## Input data

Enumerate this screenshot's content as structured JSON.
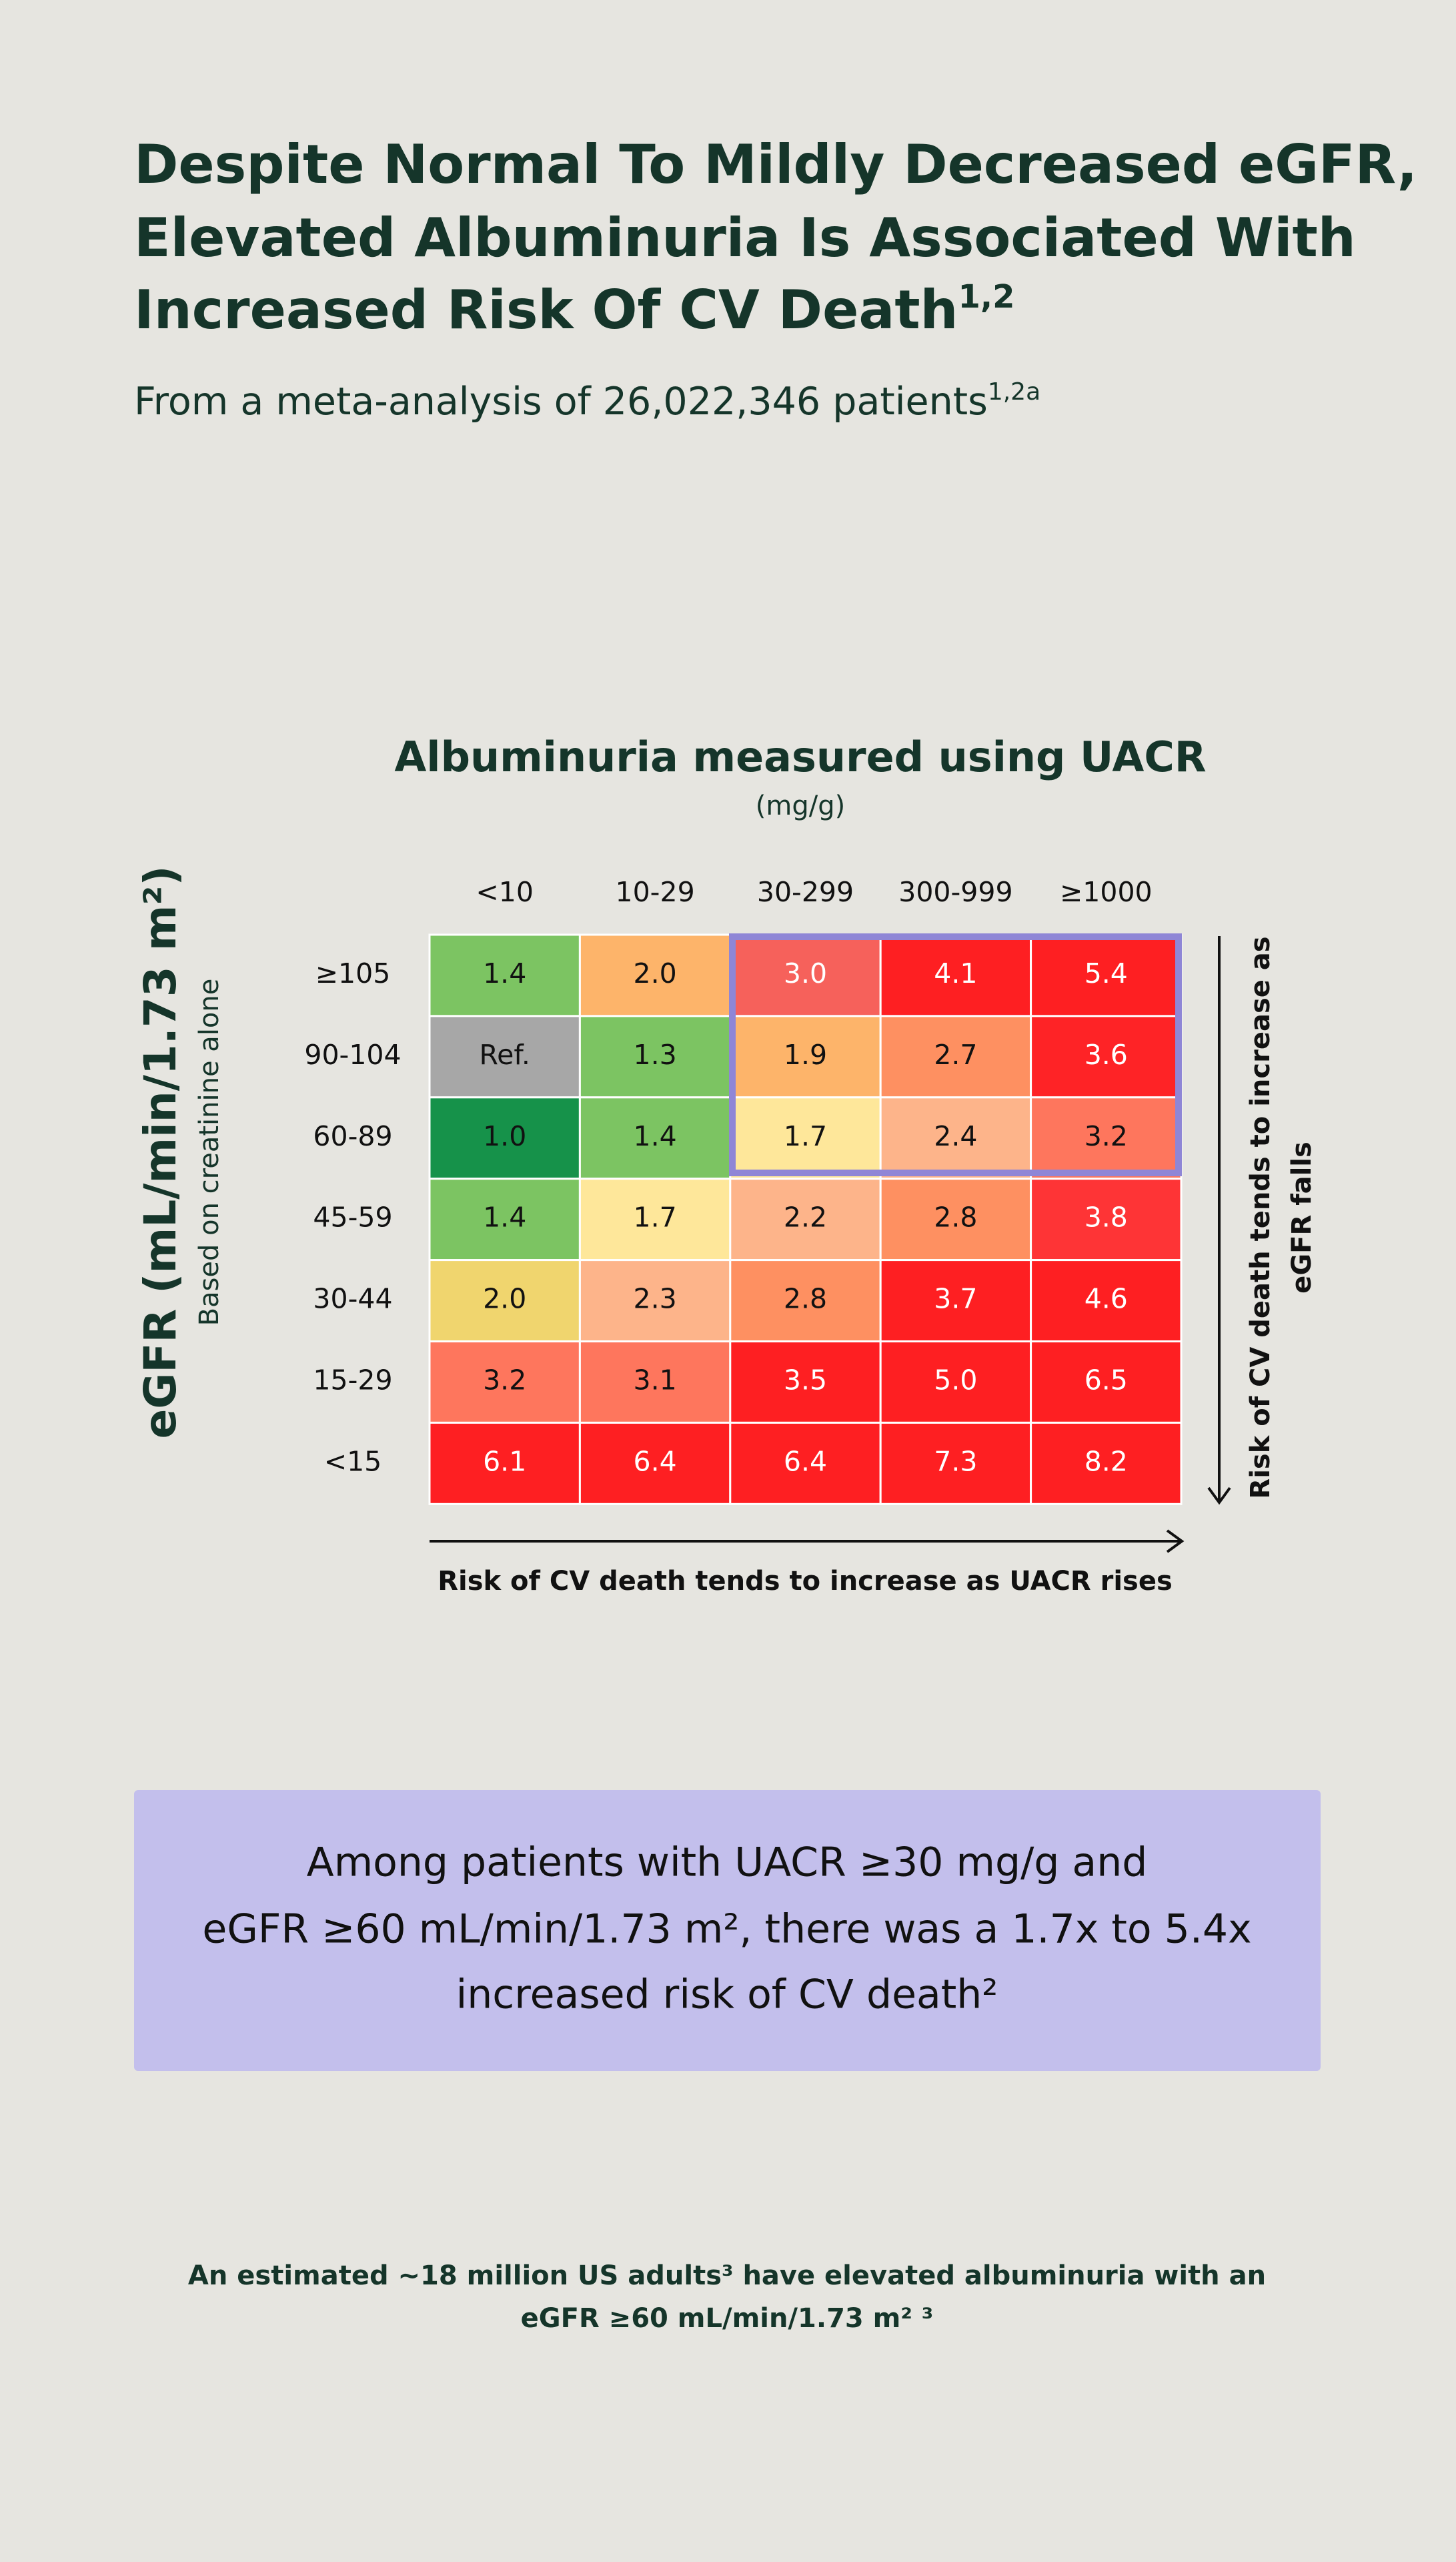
{
  "header": {
    "title_lines": [
      "Despite Normal To Mildly Decreased eGFR,",
      "Elevated Albuminuria Is Associated With",
      "Increased Risk Of CV Death"
    ],
    "title_sup": "1,2",
    "subtitle": "From a meta-analysis of 26,022,346 patients",
    "subtitle_sup": "1,2a"
  },
  "table": {
    "title": "Albuminuria measured using UACR",
    "unit": "(mg/g)",
    "columns": [
      "<10",
      "10-29",
      "30-299",
      "300-999",
      "≥1000"
    ],
    "row_axis_title": "eGFR (mL/min/1.73 m²)",
    "row_axis_subtitle": "Based on creatinine alone",
    "rows": [
      {
        "label": "≥105",
        "cells": [
          {
            "text": "1.4",
            "color": "#7cc462",
            "text_color": "#111111"
          },
          {
            "text": "2.0",
            "color": "#fdb46a",
            "text_color": "#111111"
          },
          {
            "text": "3.0",
            "color": "#f6615b",
            "text_color": "#ffffff"
          },
          {
            "text": "4.1",
            "color": "#fe1f22",
            "text_color": "#ffffff"
          },
          {
            "text": "5.4",
            "color": "#fe1f22",
            "text_color": "#ffffff"
          }
        ]
      },
      {
        "label": "90-104",
        "cells": [
          {
            "text": "Ref.",
            "color": "#a7a7a7",
            "text_color": "#111111"
          },
          {
            "text": "1.3",
            "color": "#7cc462",
            "text_color": "#111111"
          },
          {
            "text": "1.9",
            "color": "#fdb46a",
            "text_color": "#111111"
          },
          {
            "text": "2.7",
            "color": "#fe9061",
            "text_color": "#111111"
          },
          {
            "text": "3.6",
            "color": "#fe2326",
            "text_color": "#ffffff"
          }
        ]
      },
      {
        "label": "60-89",
        "cells": [
          {
            "text": "1.0",
            "color": "#16924a",
            "text_color": "#111111"
          },
          {
            "text": "1.4",
            "color": "#7cc462",
            "text_color": "#111111"
          },
          {
            "text": "1.7",
            "color": "#fee79a",
            "text_color": "#111111"
          },
          {
            "text": "2.4",
            "color": "#fdb48a",
            "text_color": "#111111"
          },
          {
            "text": "3.2",
            "color": "#fe765d",
            "text_color": "#111111"
          }
        ]
      },
      {
        "label": "45-59",
        "cells": [
          {
            "text": "1.4",
            "color": "#7cc462",
            "text_color": "#111111"
          },
          {
            "text": "1.7",
            "color": "#fee79a",
            "text_color": "#111111"
          },
          {
            "text": "2.2",
            "color": "#fdb48a",
            "text_color": "#111111"
          },
          {
            "text": "2.8",
            "color": "#fe9061",
            "text_color": "#111111"
          },
          {
            "text": "3.8",
            "color": "#fe3436",
            "text_color": "#ffffff"
          }
        ]
      },
      {
        "label": "30-44",
        "cells": [
          {
            "text": "2.0",
            "color": "#f0d56e",
            "text_color": "#111111"
          },
          {
            "text": "2.3",
            "color": "#fdb48a",
            "text_color": "#111111"
          },
          {
            "text": "2.8",
            "color": "#fe9061",
            "text_color": "#111111"
          },
          {
            "text": "3.7",
            "color": "#fe1f22",
            "text_color": "#ffffff"
          },
          {
            "text": "4.6",
            "color": "#fe1f22",
            "text_color": "#ffffff"
          }
        ]
      },
      {
        "label": "15-29",
        "cells": [
          {
            "text": "3.2",
            "color": "#fe765d",
            "text_color": "#111111"
          },
          {
            "text": "3.1",
            "color": "#fe765d",
            "text_color": "#111111"
          },
          {
            "text": "3.5",
            "color": "#fe1f22",
            "text_color": "#ffffff"
          },
          {
            "text": "5.0",
            "color": "#fe1f22",
            "text_color": "#ffffff"
          },
          {
            "text": "6.5",
            "color": "#fe1f22",
            "text_color": "#ffffff"
          }
        ]
      },
      {
        "label": "<15",
        "cells": [
          {
            "text": "6.1",
            "color": "#fe1f22",
            "text_color": "#ffffff"
          },
          {
            "text": "6.4",
            "color": "#fe1f22",
            "text_color": "#ffffff"
          },
          {
            "text": "6.4",
            "color": "#fe1f22",
            "text_color": "#ffffff"
          },
          {
            "text": "7.3",
            "color": "#fe1f22",
            "text_color": "#ffffff"
          },
          {
            "text": "8.2",
            "color": "#fe1f22",
            "text_color": "#ffffff"
          }
        ]
      }
    ],
    "right_note": [
      "Risk of CV death tends to increase as",
      "eGFR falls"
    ],
    "bottom_note": "Risk of CV death tends to increase as UACR rises"
  },
  "callout": {
    "lines": [
      "Among patients with UACR ≥30 mg/g and",
      "eGFR ≥60 mL/min/1.73 m², there was a 1.7x to 5.4x",
      "increased risk of CV death²"
    ]
  },
  "footer": {
    "lines": [
      "An estimated ~18 million US adults³ have elevated albuminuria with an",
      "eGFR ≥60 mL/min/1.73 m² ³"
    ]
  }
}
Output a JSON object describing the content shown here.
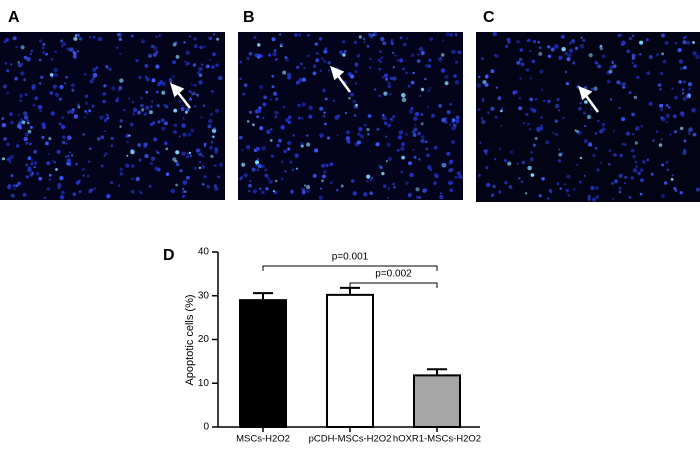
{
  "panel_labels": [
    "A",
    "B",
    "C",
    "D"
  ],
  "chart_data": {
    "type": "bar",
    "categories": [
      "MSCs-H2O2",
      "pCDH-MSCs-H2O2",
      "hOXR1-MSCs-H2O2"
    ],
    "values": [
      29,
      30.2,
      11.8
    ],
    "errors": [
      1.6,
      1.6,
      1.4
    ],
    "colors": [
      "#000000",
      "#ffffff",
      "#a6a6a6"
    ],
    "y_label": "Apoptotic cells (%)",
    "ylim": [
      0,
      40
    ],
    "yticks": [
      0,
      10,
      20,
      30,
      40
    ],
    "annotations": [
      {
        "text": "p=0.001"
      },
      {
        "text": "p=0.002"
      }
    ]
  }
}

## What is required
When you retype the material above, keep every word exact and drop the images.

## Finished task
Enumerate this screenshot's content as structured JSON.
{
  "header": {
    "title_lines": [
      "Despite Normal To Mildly Decreased eGFR,",
      "Elevated Albuminuria Is Associated With",
      "Increased Risk Of CV Death"
    ],
    "title_sup": "1,2",
    "subtitle": "From a meta-analysis of 26,022,346 patients",
    "subtitle_sup": "1,2a"
  },
  "table": {
    "title": "Albuminuria measured using UACR",
    "unit": "(mg/g)",
    "columns": [
      "<10",
      "10-29",
      "30-299",
      "300-999",
      "≥1000"
    ],
    "row_axis_title": "eGFR (mL/min/1.73 m²)",
    "row_axis_subtitle": "Based on creatinine alone",
    "rows": [
      {
        "label": "≥105",
        "cells": [
          {
            "text": "1.4",
            "color": "#7cc462",
            "text_color": "#111111"
          },
          {
            "text": "2.0",
            "color": "#fdb46a",
            "text_color": "#111111"
          },
          {
            "text": "3.0",
            "color": "#f6615b",
            "text_color": "#ffffff"
          },
          {
            "text": "4.1",
            "color": "#fe1f22",
            "text_color": "#ffffff"
          },
          {
            "text": "5.4",
            "color": "#fe1f22",
            "text_color": "#ffffff"
          }
        ]
      },
      {
        "label": "90-104",
        "cells": [
          {
            "text": "Ref.",
            "color": "#a7a7a7",
            "text_color": "#111111"
          },
          {
            "text": "1.3",
            "color": "#7cc462",
            "text_color": "#111111"
          },
          {
            "text": "1.9",
            "color": "#fdb46a",
            "text_color": "#111111"
          },
          {
            "text": "2.7",
            "color": "#fe9061",
            "text_color": "#111111"
          },
          {
            "text": "3.6",
            "color": "#fe2326",
            "text_color": "#ffffff"
          }
        ]
      },
      {
        "label": "60-89",
        "cells": [
          {
            "text": "1.0",
            "color": "#16924a",
            "text_color": "#111111"
          },
          {
            "text": "1.4",
            "color": "#7cc462",
            "text_color": "#111111"
          },
          {
            "text": "1.7",
            "color": "#fee79a",
            "text_color": "#111111"
          },
          {
            "text": "2.4",
            "color": "#fdb48a",
            "text_color": "#111111"
          },
          {
            "text": "3.2",
            "color": "#fe765d",
            "text_color": "#111111"
          }
        ]
      },
      {
        "label": "45-59",
        "cells": [
          {
            "text": "1.4",
            "color": "#7cc462",
            "text_color": "#111111"
          },
          {
            "text": "1.7",
            "color": "#fee79a",
            "text_color": "#111111"
          },
          {
            "text": "2.2",
            "color": "#fdb48a",
            "text_color": "#111111"
          },
          {
            "text": "2.8",
            "color": "#fe9061",
            "text_color": "#111111"
          },
          {
            "text": "3.8",
            "color": "#fe3436",
            "text_color": "#ffffff"
          }
        ]
      },
      {
        "label": "30-44",
        "cells": [
          {
            "text": "2.0",
            "color": "#f0d56e",
            "text_color": "#111111"
          },
          {
            "text": "2.3",
            "color": "#fdb48a",
            "text_color": "#111111"
          },
          {
            "text": "2.8",
            "color": "#fe9061",
            "text_color": "#111111"
          },
          {
            "text": "3.7",
            "color": "#fe1f22",
            "text_color": "#ffffff"
          },
          {
            "text": "4.6",
            "color": "#fe1f22",
            "text_color": "#ffffff"
          }
        ]
      },
      {
        "label": "15-29",
        "cells": [
          {
            "text": "3.2",
            "color": "#fe765d",
            "text_color": "#111111"
          },
          {
            "text": "3.1",
            "color": "#fe765d",
            "text_color": "#111111"
          },
          {
            "text": "3.5",
            "color": "#fe1f22",
            "text_color": "#ffffff"
          },
          {
            "text": "5.0",
            "color": "#fe1f22",
            "text_color": "#ffffff"
          },
          {
            "text": "6.5",
            "color": "#fe1f22",
            "text_color": "#ffffff"
          }
        ]
      },
      {
        "label": "<15",
        "cells": [
          {
            "text": "6.1",
            "color": "#fe1f22",
            "text_color": "#ffffff"
          },
          {
            "text": "6.4",
            "color": "#fe1f22",
            "text_color": "#ffffff"
          },
          {
            "text": "6.4",
            "color": "#fe1f22",
            "text_color": "#ffffff"
          },
          {
            "text": "7.3",
            "color": "#fe1f22",
            "text_color": "#ffffff"
          },
          {
            "text": "8.2",
            "color": "#fe1f22",
            "text_color": "#ffffff"
          }
        ]
      }
    ],
    "right_note": [
      "Risk of CV death tends to increase as",
      "eGFR falls"
    ],
    "bottom_note": "Risk of CV death tends to increase as UACR rises"
  },
  "callout": {
    "lines": [
      "Among patients with UACR ≥30 mg/g and",
      "eGFR ≥60 mL/min/1.73 m², there was a 1.7x to 5.4x",
      "increased risk of CV death²"
    ]
  },
  "footer": {
    "lines": [
      "An estimated ~18 million US adults³ have elevated albuminuria with an",
      "eGFR ≥60 mL/min/1.73 m² ³"
    ]
  }
}
Output a JSON object describing the content shown here.
{
  "panel_labels": [
    "A",
    "B",
    "C",
    "D"
  ],
  "chart_data": {
    "type": "bar",
    "categories": [
      "MSCs-H2O2",
      "pCDH-MSCs-H2O2",
      "hOXR1-MSCs-H2O2"
    ],
    "values": [
      29,
      30.2,
      11.8
    ],
    "errors": [
      1.6,
      1.6,
      1.4
    ],
    "colors": [
      "#000000",
      "#ffffff",
      "#a6a6a6"
    ],
    "y_label": "Apoptotic cells (%)",
    "ylim": [
      0,
      40
    ],
    "yticks": [
      0,
      10,
      20,
      30,
      40
    ],
    "annotations": [
      {
        "text": "p=0.001"
      },
      {
        "text": "p=0.002"
      }
    ]
  }
}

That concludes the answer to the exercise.